Exercise brief:
Examine each line of the data. Copy those that contain the string "的方向上没有发生位移".

[Begin Task data]

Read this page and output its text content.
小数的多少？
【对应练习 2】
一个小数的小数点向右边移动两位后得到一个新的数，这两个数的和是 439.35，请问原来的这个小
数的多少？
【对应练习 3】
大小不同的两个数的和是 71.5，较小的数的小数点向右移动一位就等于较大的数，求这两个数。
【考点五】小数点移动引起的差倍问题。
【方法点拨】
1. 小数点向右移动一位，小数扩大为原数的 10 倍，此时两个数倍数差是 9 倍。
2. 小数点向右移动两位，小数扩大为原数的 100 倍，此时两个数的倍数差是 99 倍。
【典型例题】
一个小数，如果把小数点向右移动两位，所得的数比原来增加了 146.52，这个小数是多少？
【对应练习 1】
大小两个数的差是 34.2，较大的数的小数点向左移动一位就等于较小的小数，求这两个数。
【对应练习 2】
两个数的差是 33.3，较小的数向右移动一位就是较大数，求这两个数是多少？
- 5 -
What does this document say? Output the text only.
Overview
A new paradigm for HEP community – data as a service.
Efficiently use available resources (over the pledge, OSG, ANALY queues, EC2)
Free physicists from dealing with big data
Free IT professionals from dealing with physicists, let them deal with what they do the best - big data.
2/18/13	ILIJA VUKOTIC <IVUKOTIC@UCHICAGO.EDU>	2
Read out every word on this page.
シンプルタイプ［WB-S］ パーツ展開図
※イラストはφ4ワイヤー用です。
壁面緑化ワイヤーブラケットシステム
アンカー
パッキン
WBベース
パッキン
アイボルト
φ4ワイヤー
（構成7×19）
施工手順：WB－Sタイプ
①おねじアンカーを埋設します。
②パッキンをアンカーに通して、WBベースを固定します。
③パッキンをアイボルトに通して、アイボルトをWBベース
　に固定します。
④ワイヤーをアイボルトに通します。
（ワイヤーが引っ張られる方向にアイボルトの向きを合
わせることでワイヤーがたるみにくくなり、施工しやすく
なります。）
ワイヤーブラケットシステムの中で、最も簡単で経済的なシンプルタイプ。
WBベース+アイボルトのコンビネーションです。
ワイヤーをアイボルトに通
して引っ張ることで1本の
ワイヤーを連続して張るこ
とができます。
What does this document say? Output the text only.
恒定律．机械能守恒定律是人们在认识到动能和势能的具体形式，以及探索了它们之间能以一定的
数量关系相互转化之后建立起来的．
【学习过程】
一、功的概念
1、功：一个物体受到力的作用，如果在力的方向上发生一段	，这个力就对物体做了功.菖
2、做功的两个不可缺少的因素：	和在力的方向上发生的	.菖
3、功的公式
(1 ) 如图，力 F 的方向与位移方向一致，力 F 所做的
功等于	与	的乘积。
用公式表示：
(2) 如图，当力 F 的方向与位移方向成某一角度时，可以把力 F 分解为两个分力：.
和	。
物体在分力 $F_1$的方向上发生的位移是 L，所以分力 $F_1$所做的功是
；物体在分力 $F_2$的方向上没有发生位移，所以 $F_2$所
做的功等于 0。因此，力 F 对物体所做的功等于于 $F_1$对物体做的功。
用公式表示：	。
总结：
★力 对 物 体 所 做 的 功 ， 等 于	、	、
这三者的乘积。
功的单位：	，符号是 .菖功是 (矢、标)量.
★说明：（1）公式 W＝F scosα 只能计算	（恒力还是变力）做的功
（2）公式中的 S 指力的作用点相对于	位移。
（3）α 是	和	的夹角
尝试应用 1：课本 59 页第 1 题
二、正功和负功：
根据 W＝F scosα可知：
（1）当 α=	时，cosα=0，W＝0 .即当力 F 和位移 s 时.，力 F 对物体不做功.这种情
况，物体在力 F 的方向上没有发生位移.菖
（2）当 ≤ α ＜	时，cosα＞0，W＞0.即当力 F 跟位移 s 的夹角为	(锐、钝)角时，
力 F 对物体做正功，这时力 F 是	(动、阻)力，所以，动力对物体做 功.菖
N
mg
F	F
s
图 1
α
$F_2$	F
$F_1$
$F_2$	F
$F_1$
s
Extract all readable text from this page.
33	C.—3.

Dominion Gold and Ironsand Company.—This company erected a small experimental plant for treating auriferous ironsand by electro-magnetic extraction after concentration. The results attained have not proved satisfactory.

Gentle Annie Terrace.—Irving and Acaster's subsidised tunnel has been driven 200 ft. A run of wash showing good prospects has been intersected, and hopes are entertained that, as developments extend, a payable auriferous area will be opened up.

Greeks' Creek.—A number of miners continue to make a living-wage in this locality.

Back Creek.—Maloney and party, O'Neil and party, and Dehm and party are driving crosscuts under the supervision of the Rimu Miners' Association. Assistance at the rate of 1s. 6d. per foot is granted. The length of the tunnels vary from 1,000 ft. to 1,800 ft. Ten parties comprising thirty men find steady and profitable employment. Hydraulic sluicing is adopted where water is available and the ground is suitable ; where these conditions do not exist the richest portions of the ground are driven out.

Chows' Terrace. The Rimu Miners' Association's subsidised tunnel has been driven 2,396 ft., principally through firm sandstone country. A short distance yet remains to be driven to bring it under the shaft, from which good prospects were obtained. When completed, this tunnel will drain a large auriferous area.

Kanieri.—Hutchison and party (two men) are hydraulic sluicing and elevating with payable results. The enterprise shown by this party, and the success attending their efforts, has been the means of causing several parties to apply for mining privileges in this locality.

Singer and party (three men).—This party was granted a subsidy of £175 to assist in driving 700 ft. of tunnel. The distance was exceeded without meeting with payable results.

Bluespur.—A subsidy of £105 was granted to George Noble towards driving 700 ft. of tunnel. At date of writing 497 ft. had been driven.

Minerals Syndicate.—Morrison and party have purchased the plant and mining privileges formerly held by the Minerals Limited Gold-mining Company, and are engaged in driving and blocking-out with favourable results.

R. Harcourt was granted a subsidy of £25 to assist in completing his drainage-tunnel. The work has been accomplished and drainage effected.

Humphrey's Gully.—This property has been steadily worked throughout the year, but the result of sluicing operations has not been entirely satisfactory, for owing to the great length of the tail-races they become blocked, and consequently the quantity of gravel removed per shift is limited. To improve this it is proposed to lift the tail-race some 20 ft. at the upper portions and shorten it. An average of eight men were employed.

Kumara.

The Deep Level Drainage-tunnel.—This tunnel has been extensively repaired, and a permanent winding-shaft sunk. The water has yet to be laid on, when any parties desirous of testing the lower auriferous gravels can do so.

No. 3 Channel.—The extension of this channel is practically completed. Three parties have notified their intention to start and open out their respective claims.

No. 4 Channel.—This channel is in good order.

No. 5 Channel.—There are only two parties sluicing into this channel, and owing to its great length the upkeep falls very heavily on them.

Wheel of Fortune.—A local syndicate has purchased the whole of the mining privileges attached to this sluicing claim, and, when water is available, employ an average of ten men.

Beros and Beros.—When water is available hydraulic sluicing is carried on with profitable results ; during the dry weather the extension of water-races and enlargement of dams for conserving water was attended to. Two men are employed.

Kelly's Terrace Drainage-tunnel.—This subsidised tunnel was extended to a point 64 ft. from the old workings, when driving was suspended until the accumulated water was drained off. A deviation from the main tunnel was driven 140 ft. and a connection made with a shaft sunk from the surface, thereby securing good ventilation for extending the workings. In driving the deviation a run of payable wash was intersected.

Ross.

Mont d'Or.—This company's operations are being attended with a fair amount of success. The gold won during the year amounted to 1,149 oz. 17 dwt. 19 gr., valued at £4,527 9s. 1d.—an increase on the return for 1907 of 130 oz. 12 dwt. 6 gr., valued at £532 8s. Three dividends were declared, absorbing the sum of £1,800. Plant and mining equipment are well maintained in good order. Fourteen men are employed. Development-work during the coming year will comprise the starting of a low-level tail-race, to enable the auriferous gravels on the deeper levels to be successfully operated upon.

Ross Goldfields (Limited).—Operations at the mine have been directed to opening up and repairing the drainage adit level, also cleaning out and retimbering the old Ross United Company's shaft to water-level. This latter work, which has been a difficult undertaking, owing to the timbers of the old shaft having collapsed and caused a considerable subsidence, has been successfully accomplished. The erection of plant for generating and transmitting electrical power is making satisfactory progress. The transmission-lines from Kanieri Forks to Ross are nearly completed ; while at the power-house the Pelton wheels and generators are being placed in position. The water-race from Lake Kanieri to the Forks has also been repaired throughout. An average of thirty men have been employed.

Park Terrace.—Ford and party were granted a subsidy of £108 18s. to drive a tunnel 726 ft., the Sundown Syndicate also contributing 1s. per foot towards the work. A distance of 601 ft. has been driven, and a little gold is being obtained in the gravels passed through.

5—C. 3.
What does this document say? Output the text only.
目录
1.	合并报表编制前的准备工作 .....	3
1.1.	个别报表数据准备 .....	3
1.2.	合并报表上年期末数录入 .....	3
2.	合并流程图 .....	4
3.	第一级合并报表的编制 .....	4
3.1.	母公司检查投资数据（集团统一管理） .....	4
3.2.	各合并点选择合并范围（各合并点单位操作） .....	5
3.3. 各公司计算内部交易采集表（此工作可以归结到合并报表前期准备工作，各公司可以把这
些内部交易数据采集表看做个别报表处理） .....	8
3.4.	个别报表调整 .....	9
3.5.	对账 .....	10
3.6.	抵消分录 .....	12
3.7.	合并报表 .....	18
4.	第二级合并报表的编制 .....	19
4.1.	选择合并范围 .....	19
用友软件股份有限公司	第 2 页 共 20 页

[End Task data]

Finished exercise:
；物体在分力 $F_2$的方向上没有发生位移，所以 $F_2$所
况，物体在力 F 的方向上没有发生位移.菖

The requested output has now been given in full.